## Rows

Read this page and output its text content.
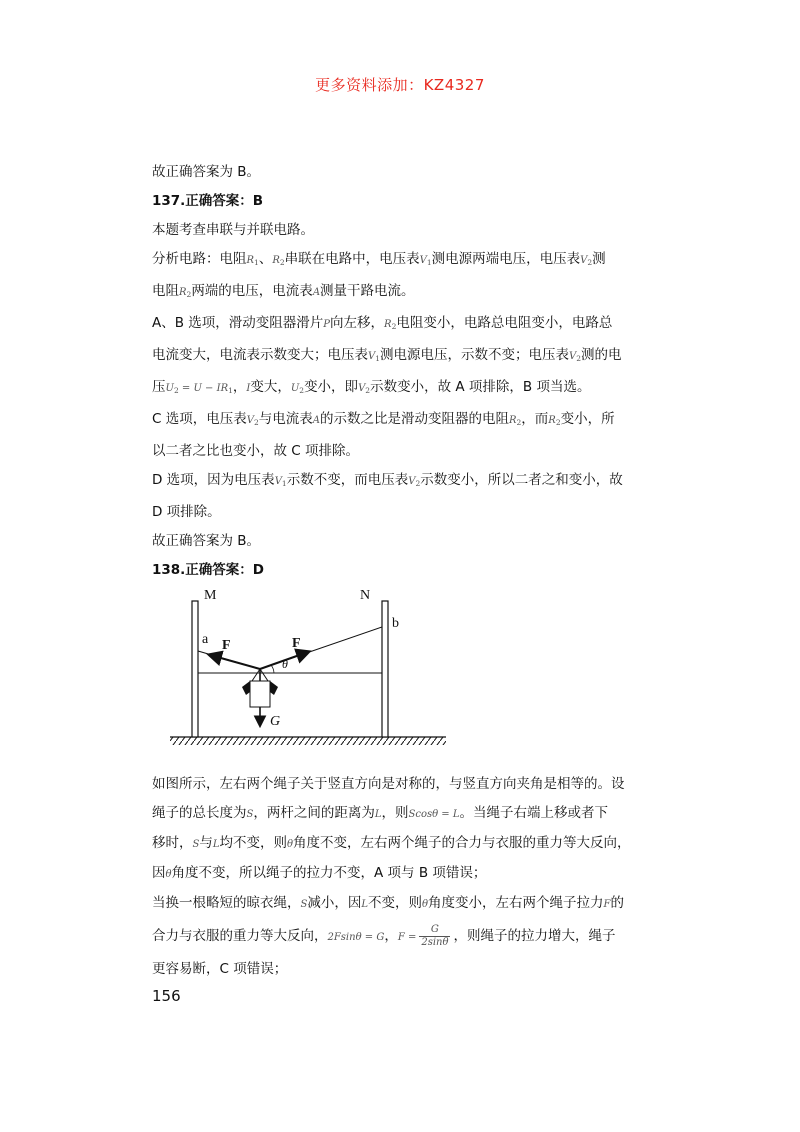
更多资料添加：KZ4327

故正确答案为 B。

137.正确答案：B

本题考查串联与并联电路。

分析电路：电阻$R_1$、$R_2$串联在电路中，电压表$V_1$测电源两端电压，电压表$V_2$测

电阻$R_2$两端的电压，电流表A测量干路电流。

A、B 选项，滑动变阻器滑片P向左移，$R_2$电阻变小，电路总电阻变小，电路总

电流变大，电流表示数变大；电压表$V_1$测电源电压，示数不变；电压表$V_2$测的电

压$U_2 = U - IR_1$，I变大，$U_2$变小，即$V_2$示数变小，故 A 项排除，B 项当选。

C 选项，电压表$V_2$与电流表A的示数之比是滑动变阻器的电阻$R_2$，而$R_2$变小，所

以二者之比也变小，故 C 项排除。

D 选项，因为电压表$V_1$示数不变，而电压表$V_2$示数变小，所以二者之和变小，故

D 项排除。

故正确答案为 B。

138.正确答案：D

M	N
a
b
F	F
θ
G

如图所示，左右两个绳子关于竖直方向是对称的，与竖直方向夹角是相等的。设

绳子的总长度为S，两杆之间的距离为L，则Scosθ = L。当绳子右端上移或者下

移时，S与L均不变，则θ角度不变，左右两个绳子的合力与衣服的重力等大反向，

因θ角度不变，所以绳子的拉力不变，A 项与 B 项错误；

当换一根略短的晾衣绳，S减小，因L不变，则θ角度变小，左右两个绳子拉力F的

合力与衣服的重力等大反向，2Fsinθ = G，$F = \frac{G}{2\sin\theta}$ ，则绳子的拉力增大，绳子

更容易断，C 项错误；

156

## What you will do
Leave every image out, and retype the material exactly.

## Exercise answer
Read this page and output its text content.
更多资料添加：KZ4327

故正确答案为 B。

137.正确答案：B

本题考查串联与并联电路。

分析电路：电阻$R_1$、$R_2$串联在电路中，电压表$V_1$测电源两端电压，电压表$V_2$测

电阻$R_2$两端的电压，电流表A测量干路电流。

A、B 选项，滑动变阻器滑片P向左移，$R_2$电阻变小，电路总电阻变小，电路总

电流变大，电流表示数变大；电压表$V_1$测电源电压，示数不变；电压表$V_2$测的电

压$U_2 = U - IR_1$，I变大，$U_2$变小，即$V_2$示数变小，故 A 项排除，B 项当选。

C 选项，电压表$V_2$与电流表A的示数之比是滑动变阻器的电阻$R_2$，而$R_2$变小，所

以二者之比也变小，故 C 项排除。

D 选项，因为电压表$V_1$示数不变，而电压表$V_2$示数变小，所以二者之和变小，故

D 项排除。

故正确答案为 B。

138.正确答案：D

M	N
a
b
F	F
θ
G

如图所示，左右两个绳子关于竖直方向是对称的，与竖直方向夹角是相等的。设

绳子的总长度为S，两杆之间的距离为L，则Scosθ = L。当绳子右端上移或者下

移时，S与L均不变，则θ角度不变，左右两个绳子的合力与衣服的重力等大反向，

因θ角度不变，所以绳子的拉力不变，A 项与 B 项错误；

当换一根略短的晾衣绳，S减小，因L不变，则θ角度变小，左右两个绳子拉力F的

合力与衣服的重力等大反向，2Fsinθ = G，$F = \frac{G}{2\sin\theta}$ ，则绳子的拉力增大，绳子

更容易断，C 项错误；

156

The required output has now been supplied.